* The exercise:
Your task is to copy every line of the entries that contains "образования".

* Records shown:
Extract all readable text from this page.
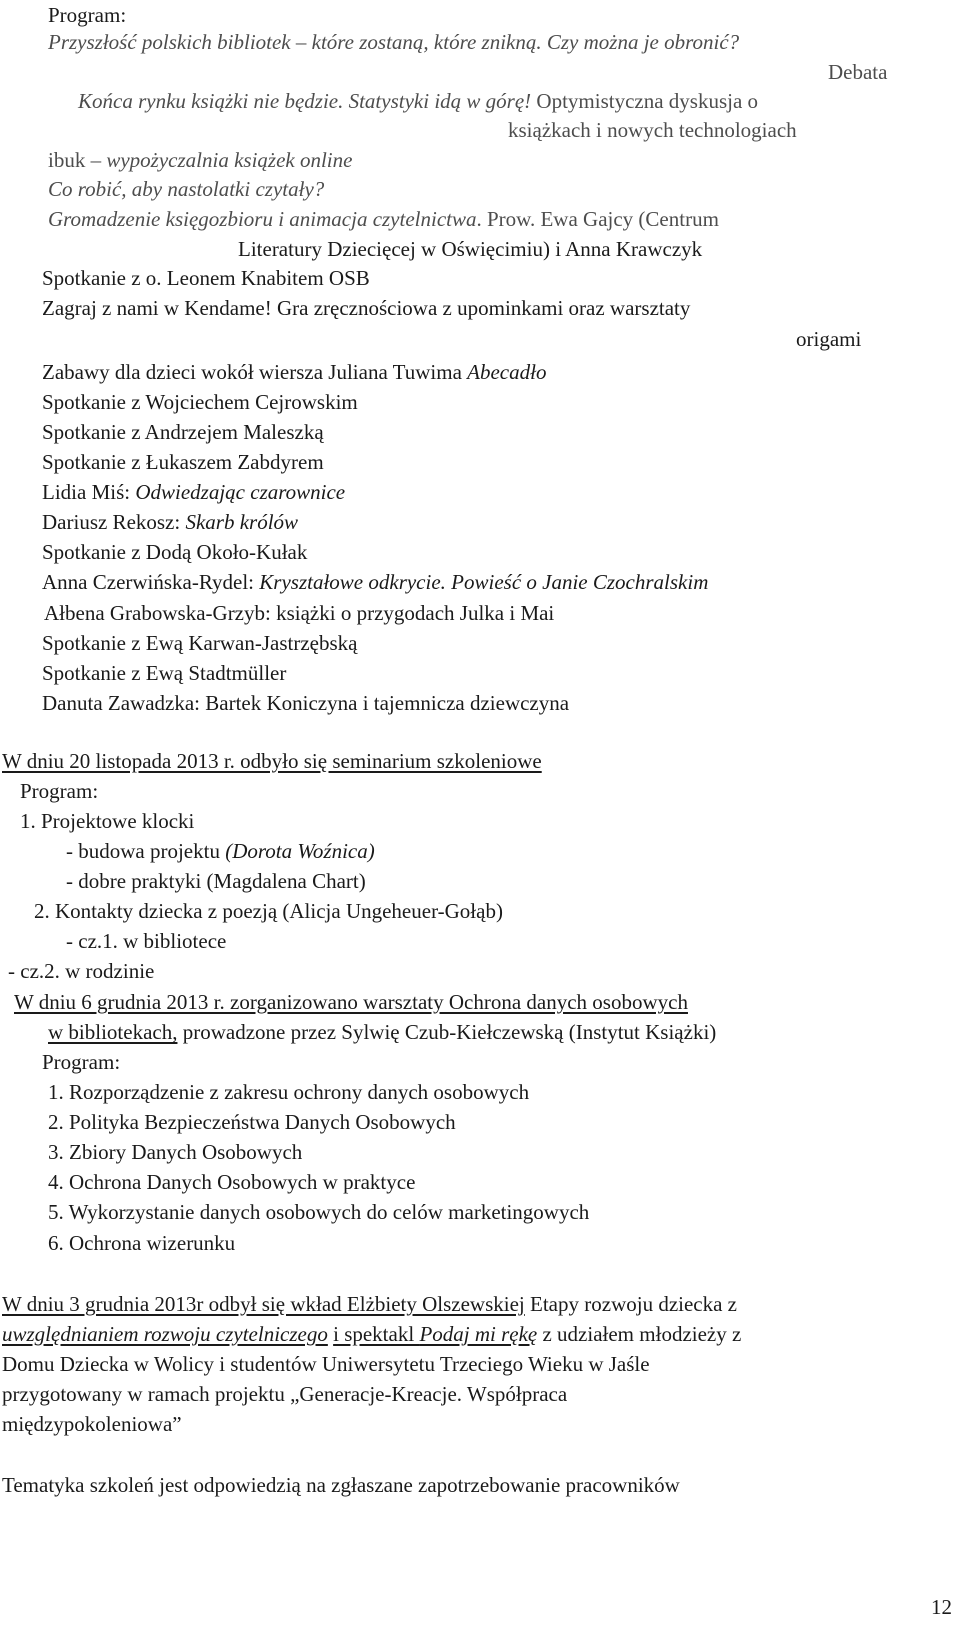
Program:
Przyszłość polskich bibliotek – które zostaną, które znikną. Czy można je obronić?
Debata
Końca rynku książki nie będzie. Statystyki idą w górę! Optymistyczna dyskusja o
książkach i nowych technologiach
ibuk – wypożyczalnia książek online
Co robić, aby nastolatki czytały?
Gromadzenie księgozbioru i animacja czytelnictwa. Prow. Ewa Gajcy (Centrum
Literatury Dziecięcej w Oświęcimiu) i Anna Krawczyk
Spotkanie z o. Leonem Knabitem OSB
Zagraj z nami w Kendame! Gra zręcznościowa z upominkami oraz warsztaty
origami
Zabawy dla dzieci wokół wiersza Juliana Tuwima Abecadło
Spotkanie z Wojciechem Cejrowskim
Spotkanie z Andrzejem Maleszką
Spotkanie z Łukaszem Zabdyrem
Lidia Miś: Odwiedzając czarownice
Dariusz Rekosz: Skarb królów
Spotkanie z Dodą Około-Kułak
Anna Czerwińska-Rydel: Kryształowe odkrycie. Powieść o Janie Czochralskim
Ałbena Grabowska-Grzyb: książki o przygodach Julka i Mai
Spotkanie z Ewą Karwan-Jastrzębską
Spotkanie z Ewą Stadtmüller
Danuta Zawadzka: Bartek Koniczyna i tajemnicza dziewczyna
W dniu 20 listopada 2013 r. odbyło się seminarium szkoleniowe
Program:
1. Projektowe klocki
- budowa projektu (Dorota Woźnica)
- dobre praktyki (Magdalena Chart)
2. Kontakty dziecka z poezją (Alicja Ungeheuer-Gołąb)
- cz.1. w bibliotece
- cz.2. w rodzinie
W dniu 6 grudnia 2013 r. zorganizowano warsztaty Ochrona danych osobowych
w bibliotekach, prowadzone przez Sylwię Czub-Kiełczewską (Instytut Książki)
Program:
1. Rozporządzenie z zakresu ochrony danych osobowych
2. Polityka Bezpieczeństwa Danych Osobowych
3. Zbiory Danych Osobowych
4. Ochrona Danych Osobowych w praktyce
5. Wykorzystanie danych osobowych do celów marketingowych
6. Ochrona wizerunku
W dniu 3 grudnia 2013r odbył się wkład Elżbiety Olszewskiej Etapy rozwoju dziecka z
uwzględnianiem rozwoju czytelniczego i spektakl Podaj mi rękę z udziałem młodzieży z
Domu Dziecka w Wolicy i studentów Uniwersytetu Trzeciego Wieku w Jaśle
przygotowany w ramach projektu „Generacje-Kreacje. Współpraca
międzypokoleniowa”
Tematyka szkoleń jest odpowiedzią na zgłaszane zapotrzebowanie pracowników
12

--

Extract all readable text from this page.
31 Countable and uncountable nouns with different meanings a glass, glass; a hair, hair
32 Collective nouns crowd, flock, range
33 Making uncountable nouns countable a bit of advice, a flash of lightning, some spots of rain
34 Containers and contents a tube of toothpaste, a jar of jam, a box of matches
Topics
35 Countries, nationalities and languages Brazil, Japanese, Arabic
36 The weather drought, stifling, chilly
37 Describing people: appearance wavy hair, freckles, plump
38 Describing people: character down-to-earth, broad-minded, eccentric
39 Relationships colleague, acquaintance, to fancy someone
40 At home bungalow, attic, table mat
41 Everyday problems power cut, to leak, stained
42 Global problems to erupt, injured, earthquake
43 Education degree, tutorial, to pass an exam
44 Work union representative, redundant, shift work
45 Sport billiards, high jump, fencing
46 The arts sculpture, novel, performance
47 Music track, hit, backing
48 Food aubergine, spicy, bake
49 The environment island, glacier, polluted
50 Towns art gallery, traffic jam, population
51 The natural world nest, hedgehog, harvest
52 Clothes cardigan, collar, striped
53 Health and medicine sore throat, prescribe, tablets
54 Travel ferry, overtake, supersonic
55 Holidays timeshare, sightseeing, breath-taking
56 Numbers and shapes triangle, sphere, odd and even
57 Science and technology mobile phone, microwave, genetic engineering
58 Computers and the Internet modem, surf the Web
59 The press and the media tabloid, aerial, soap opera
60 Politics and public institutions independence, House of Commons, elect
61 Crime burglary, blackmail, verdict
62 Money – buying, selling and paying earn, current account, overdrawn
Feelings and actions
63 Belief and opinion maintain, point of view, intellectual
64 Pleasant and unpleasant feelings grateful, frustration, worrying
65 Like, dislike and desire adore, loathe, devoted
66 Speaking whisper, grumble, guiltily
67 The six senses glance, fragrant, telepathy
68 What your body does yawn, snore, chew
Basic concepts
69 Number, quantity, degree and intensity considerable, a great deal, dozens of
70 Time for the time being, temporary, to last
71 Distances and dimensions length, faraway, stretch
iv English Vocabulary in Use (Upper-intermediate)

==

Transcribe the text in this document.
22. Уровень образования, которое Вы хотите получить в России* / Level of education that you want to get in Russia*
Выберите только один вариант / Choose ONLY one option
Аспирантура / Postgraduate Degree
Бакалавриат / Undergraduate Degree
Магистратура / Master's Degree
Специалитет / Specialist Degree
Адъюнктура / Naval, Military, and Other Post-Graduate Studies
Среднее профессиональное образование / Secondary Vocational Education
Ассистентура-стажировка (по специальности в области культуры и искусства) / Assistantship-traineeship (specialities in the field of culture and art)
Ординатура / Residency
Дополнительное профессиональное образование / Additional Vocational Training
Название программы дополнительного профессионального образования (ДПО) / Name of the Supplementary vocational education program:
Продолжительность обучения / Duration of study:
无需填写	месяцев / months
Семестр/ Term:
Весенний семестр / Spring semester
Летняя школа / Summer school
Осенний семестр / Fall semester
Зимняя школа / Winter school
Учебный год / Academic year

* Response:
22. Уровень образования, которое Вы хотите получить в России* / Level of education that you want to get in Russia*
Название программы дополнительного профессионального образования (ДПО) / Name of the Supplementary vocational education program:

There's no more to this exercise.